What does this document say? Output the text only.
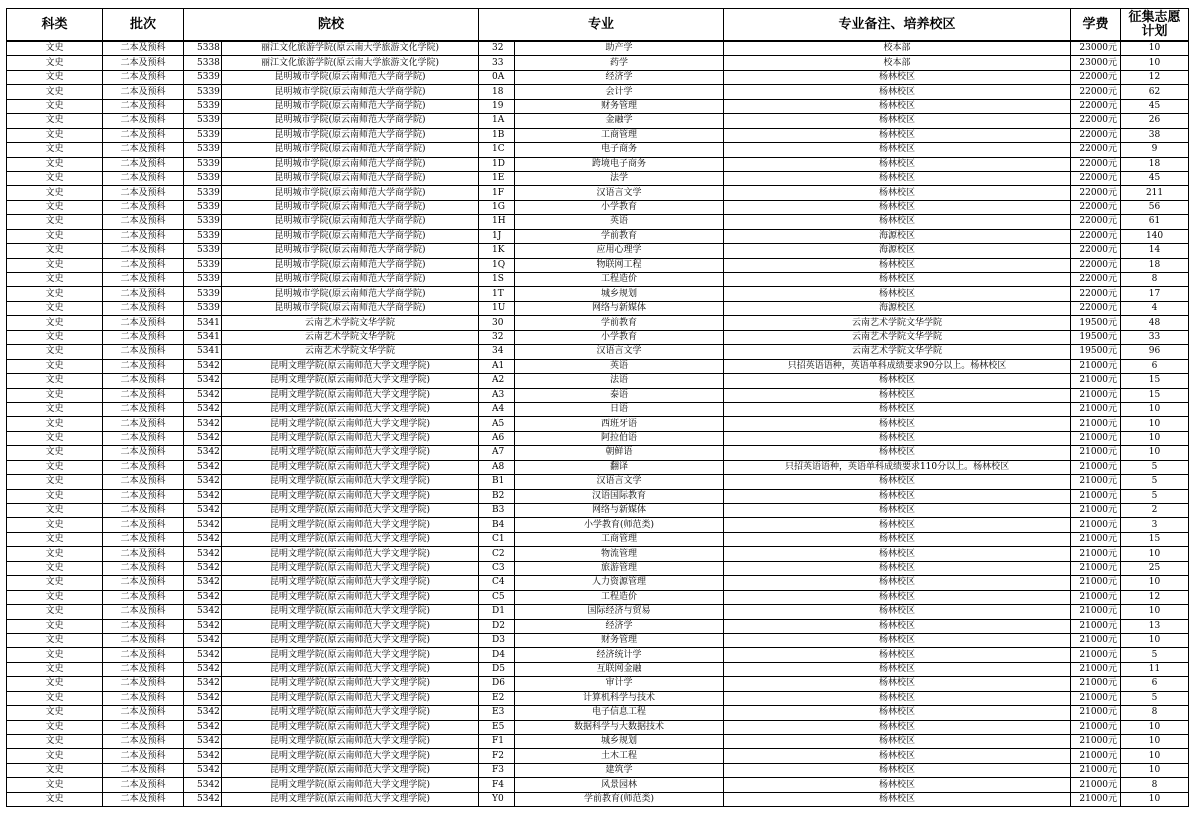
科类	批次	院校		专业		专业备注、培养校区	学费	征集志愿计划
文史	二本及预科	5338	丽江文化旅游学院(原云南大学旅游文化学院)	32	助产学	校本部	23000元	10
文史	二本及预科	5338	丽江文化旅游学院(原云南大学旅游文化学院)	33	药学	校本部	23000元	10
文史	二本及预科	5339	昆明城市学院(原云南师范大学商学院)	0A	经济学	杨林校区	22000元	12
文史	二本及预科	5339	昆明城市学院(原云南师范大学商学院)	18	会计学	杨林校区	22000元	62
文史	二本及预科	5339	昆明城市学院(原云南师范大学商学院)	19	财务管理	杨林校区	22000元	45
文史	二本及预科	5339	昆明城市学院(原云南师范大学商学院)	1A	金融学	杨林校区	22000元	26
文史	二本及预科	5339	昆明城市学院(原云南师范大学商学院)	1B	工商管理	杨林校区	22000元	38
文史	二本及预科	5339	昆明城市学院(原云南师范大学商学院)	1C	电子商务	杨林校区	22000元	9
文史	二本及预科	5339	昆明城市学院(原云南师范大学商学院)	1D	跨境电子商务	杨林校区	22000元	18
文史	二本及预科	5339	昆明城市学院(原云南师范大学商学院)	1E	法学	杨林校区	22000元	45
文史	二本及预科	5339	昆明城市学院(原云南师范大学商学院)	1F	汉语言文学	杨林校区	22000元	211
文史	二本及预科	5339	昆明城市学院(原云南师范大学商学院)	1G	小学教育	杨林校区	22000元	56
文史	二本及预科	5339	昆明城市学院(原云南师范大学商学院)	1H	英语	杨林校区	22000元	61
文史	二本及预科	5339	昆明城市学院(原云南师范大学商学院)	1J	学前教育	海源校区	22000元	140
文史	二本及预科	5339	昆明城市学院(原云南师范大学商学院)	1K	应用心理学	海源校区	22000元	14
文史	二本及预科	5339	昆明城市学院(原云南师范大学商学院)	1Q	物联网工程	杨林校区	22000元	18
文史	二本及预科	5339	昆明城市学院(原云南师范大学商学院)	1S	工程造价	杨林校区	22000元	8
文史	二本及预科	5339	昆明城市学院(原云南师范大学商学院)	1T	城乡规划	杨林校区	22000元	17
文史	二本及预科	5339	昆明城市学院(原云南师范大学商学院)	1U	网络与新媒体	海源校区	22000元	4
文史	二本及预科	5341	云南艺术学院文华学院	30	学前教育	云南艺术学院文华学院	19500元	48
文史	二本及预科	5341	云南艺术学院文华学院	32	小学教育	云南艺术学院文华学院	19500元	33
文史	二本及预科	5341	云南艺术学院文华学院	34	汉语言文学	云南艺术学院文华学院	19500元	96
文史	二本及预科	5342	昆明文理学院(原云南师范大学文理学院)	A1	英语	只招英语语种，英语单科成绩要求90分以上。杨林校区	21000元	6
文史	二本及预科	5342	昆明文理学院(原云南师范大学文理学院)	A2	法语	杨林校区	21000元	15
文史	二本及预科	5342	昆明文理学院(原云南师范大学文理学院)	A3	泰语	杨林校区	21000元	15
文史	二本及预科	5342	昆明文理学院(原云南师范大学文理学院)	A4	日语	杨林校区	21000元	10
文史	二本及预科	5342	昆明文理学院(原云南师范大学文理学院)	A5	西班牙语	杨林校区	21000元	10
文史	二本及预科	5342	昆明文理学院(原云南师范大学文理学院)	A6	阿拉伯语	杨林校区	21000元	10
文史	二本及预科	5342	昆明文理学院(原云南师范大学文理学院)	A7	朝鲜语	杨林校区	21000元	10
文史	二本及预科	5342	昆明文理学院(原云南师范大学文理学院)	A8	翻译	只招英语语种，英语单科成绩要求110分以上。杨林校区	21000元	5
文史	二本及预科	5342	昆明文理学院(原云南师范大学文理学院)	B1	汉语言文学	杨林校区	21000元	5
文史	二本及预科	5342	昆明文理学院(原云南师范大学文理学院)	B2	汉语国际教育	杨林校区	21000元	5
文史	二本及预科	5342	昆明文理学院(原云南师范大学文理学院)	B3	网络与新媒体	杨林校区	21000元	2
文史	二本及预科	5342	昆明文理学院(原云南师范大学文理学院)	B4	小学教育(师范类)	杨林校区	21000元	3
文史	二本及预科	5342	昆明文理学院(原云南师范大学文理学院)	C1	工商管理	杨林校区	21000元	15
文史	二本及预科	5342	昆明文理学院(原云南师范大学文理学院)	C2	物流管理	杨林校区	21000元	10
文史	二本及预科	5342	昆明文理学院(原云南师范大学文理学院)	C3	旅游管理	杨林校区	21000元	25
文史	二本及预科	5342	昆明文理学院(原云南师范大学文理学院)	C4	人力资源管理	杨林校区	21000元	10
文史	二本及预科	5342	昆明文理学院(原云南师范大学文理学院)	C5	工程造价	杨林校区	21000元	12
文史	二本及预科	5342	昆明文理学院(原云南师范大学文理学院)	D1	国际经济与贸易	杨林校区	21000元	10
文史	二本及预科	5342	昆明文理学院(原云南师范大学文理学院)	D2	经济学	杨林校区	21000元	13
文史	二本及预科	5342	昆明文理学院(原云南师范大学文理学院)	D3	财务管理	杨林校区	21000元	10
文史	二本及预科	5342	昆明文理学院(原云南师范大学文理学院)	D4	经济统计学	杨林校区	21000元	5
文史	二本及预科	5342	昆明文理学院(原云南师范大学文理学院)	D5	互联网金融	杨林校区	21000元	11
文史	二本及预科	5342	昆明文理学院(原云南师范大学文理学院)	D6	审计学	杨林校区	21000元	6
文史	二本及预科	5342	昆明文理学院(原云南师范大学文理学院)	E2	计算机科学与技术	杨林校区	21000元	5
文史	二本及预科	5342	昆明文理学院(原云南师范大学文理学院)	E3	电子信息工程	杨林校区	21000元	8
文史	二本及预科	5342	昆明文理学院(原云南师范大学文理学院)	E5	数据科学与大数据技术	杨林校区	21000元	10
文史	二本及预科	5342	昆明文理学院(原云南师范大学文理学院)	F1	城乡规划	杨林校区	21000元	10
文史	二本及预科	5342	昆明文理学院(原云南师范大学文理学院)	F2	土木工程	杨林校区	21000元	10
文史	二本及预科	5342	昆明文理学院(原云南师范大学文理学院)	F3	建筑学	杨林校区	21000元	10
文史	二本及预科	5342	昆明文理学院(原云南师范大学文理学院)	F4	风景园林	杨林校区	21000元	8
文史	二本及预科	5342	昆明文理学院(原云南师范大学文理学院)	Y0	学前教育(师范类)	杨林校区	21000元	10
--------
Of the lines above, how many contain the word "汉语言文学"? Provide the number and nothing else.

-- FINAL RESULT --
3